▶ _Problem_
Write out the data again exactly, skipping every picture.

▶ _Task inputs_

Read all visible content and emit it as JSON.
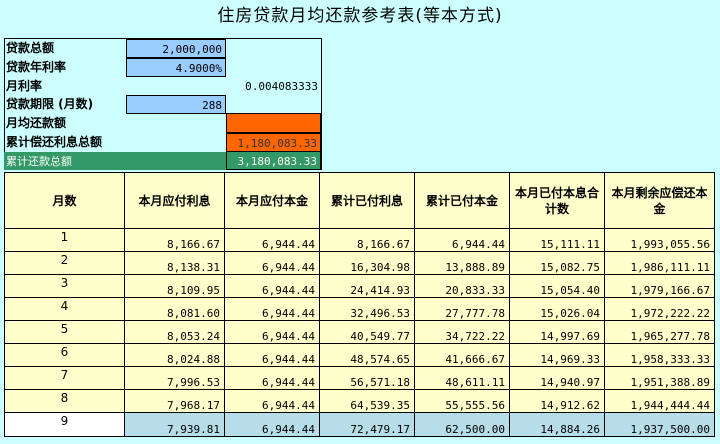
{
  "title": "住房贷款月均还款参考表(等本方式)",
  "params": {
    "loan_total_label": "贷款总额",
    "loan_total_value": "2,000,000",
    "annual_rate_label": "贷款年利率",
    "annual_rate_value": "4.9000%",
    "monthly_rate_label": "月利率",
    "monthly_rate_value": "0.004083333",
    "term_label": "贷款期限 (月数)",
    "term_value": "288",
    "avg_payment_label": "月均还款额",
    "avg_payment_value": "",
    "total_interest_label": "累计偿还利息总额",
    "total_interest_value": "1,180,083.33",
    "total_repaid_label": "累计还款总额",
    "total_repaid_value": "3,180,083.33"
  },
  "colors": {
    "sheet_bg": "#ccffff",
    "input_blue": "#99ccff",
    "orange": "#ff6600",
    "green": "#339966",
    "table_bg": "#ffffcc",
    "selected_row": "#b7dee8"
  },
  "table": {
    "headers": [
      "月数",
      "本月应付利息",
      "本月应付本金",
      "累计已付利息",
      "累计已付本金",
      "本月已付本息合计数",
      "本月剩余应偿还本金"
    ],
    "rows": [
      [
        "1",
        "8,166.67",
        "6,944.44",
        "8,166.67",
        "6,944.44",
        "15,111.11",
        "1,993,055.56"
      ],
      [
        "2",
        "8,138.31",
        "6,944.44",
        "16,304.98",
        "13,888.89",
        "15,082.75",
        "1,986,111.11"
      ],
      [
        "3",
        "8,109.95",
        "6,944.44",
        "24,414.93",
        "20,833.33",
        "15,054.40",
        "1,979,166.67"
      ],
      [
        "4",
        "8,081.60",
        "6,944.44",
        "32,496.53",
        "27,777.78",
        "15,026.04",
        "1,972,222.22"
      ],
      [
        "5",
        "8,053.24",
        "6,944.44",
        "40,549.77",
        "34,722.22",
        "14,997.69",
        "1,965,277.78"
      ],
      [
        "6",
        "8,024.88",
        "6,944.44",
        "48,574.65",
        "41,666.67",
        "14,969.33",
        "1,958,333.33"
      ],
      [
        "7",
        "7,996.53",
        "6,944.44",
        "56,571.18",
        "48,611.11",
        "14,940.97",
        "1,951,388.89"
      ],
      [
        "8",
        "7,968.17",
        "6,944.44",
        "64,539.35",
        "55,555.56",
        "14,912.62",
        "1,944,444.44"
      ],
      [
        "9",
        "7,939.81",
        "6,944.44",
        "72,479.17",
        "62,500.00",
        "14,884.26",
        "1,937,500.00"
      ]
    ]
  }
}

▶ _Expected output_
Read all visible content and emit it as JSON.
{
  "title": "住房贷款月均还款参考表(等本方式)",
  "params": {
    "loan_total_label": "贷款总额",
    "loan_total_value": "2,000,000",
    "annual_rate_label": "贷款年利率",
    "annual_rate_value": "4.9000%",
    "monthly_rate_label": "月利率",
    "monthly_rate_value": "0.004083333",
    "term_label": "贷款期限 (月数)",
    "term_value": "288",
    "avg_payment_label": "月均还款额",
    "avg_payment_value": "",
    "total_interest_label": "累计偿还利息总额",
    "total_interest_value": "1,180,083.33",
    "total_repaid_label": "累计还款总额",
    "total_repaid_value": "3,180,083.33"
  },
  "colors": {
    "sheet_bg": "#ccffff",
    "input_blue": "#99ccff",
    "orange": "#ff6600",
    "green": "#339966",
    "table_bg": "#ffffcc",
    "selected_row": "#b7dee8"
  },
  "table": {
    "headers": [
      "月数",
      "本月应付利息",
      "本月应付本金",
      "累计已付利息",
      "累计已付本金",
      "本月已付本息合计数",
      "本月剩余应偿还本金"
    ],
    "rows": [
      [
        "1",
        "8,166.67",
        "6,944.44",
        "8,166.67",
        "6,944.44",
        "15,111.11",
        "1,993,055.56"
      ],
      [
        "2",
        "8,138.31",
        "6,944.44",
        "16,304.98",
        "13,888.89",
        "15,082.75",
        "1,986,111.11"
      ],
      [
        "3",
        "8,109.95",
        "6,944.44",
        "24,414.93",
        "20,833.33",
        "15,054.40",
        "1,979,166.67"
      ],
      [
        "4",
        "8,081.60",
        "6,944.44",
        "32,496.53",
        "27,777.78",
        "15,026.04",
        "1,972,222.22"
      ],
      [
        "5",
        "8,053.24",
        "6,944.44",
        "40,549.77",
        "34,722.22",
        "14,997.69",
        "1,965,277.78"
      ],
      [
        "6",
        "8,024.88",
        "6,944.44",
        "48,574.65",
        "41,666.67",
        "14,969.33",
        "1,958,333.33"
      ],
      [
        "7",
        "7,996.53",
        "6,944.44",
        "56,571.18",
        "48,611.11",
        "14,940.97",
        "1,951,388.89"
      ],
      [
        "8",
        "7,968.17",
        "6,944.44",
        "64,539.35",
        "55,555.56",
        "14,912.62",
        "1,944,444.44"
      ],
      [
        "9",
        "7,939.81",
        "6,944.44",
        "72,479.17",
        "62,500.00",
        "14,884.26",
        "1,937,500.00"
      ]
    ]
  }
}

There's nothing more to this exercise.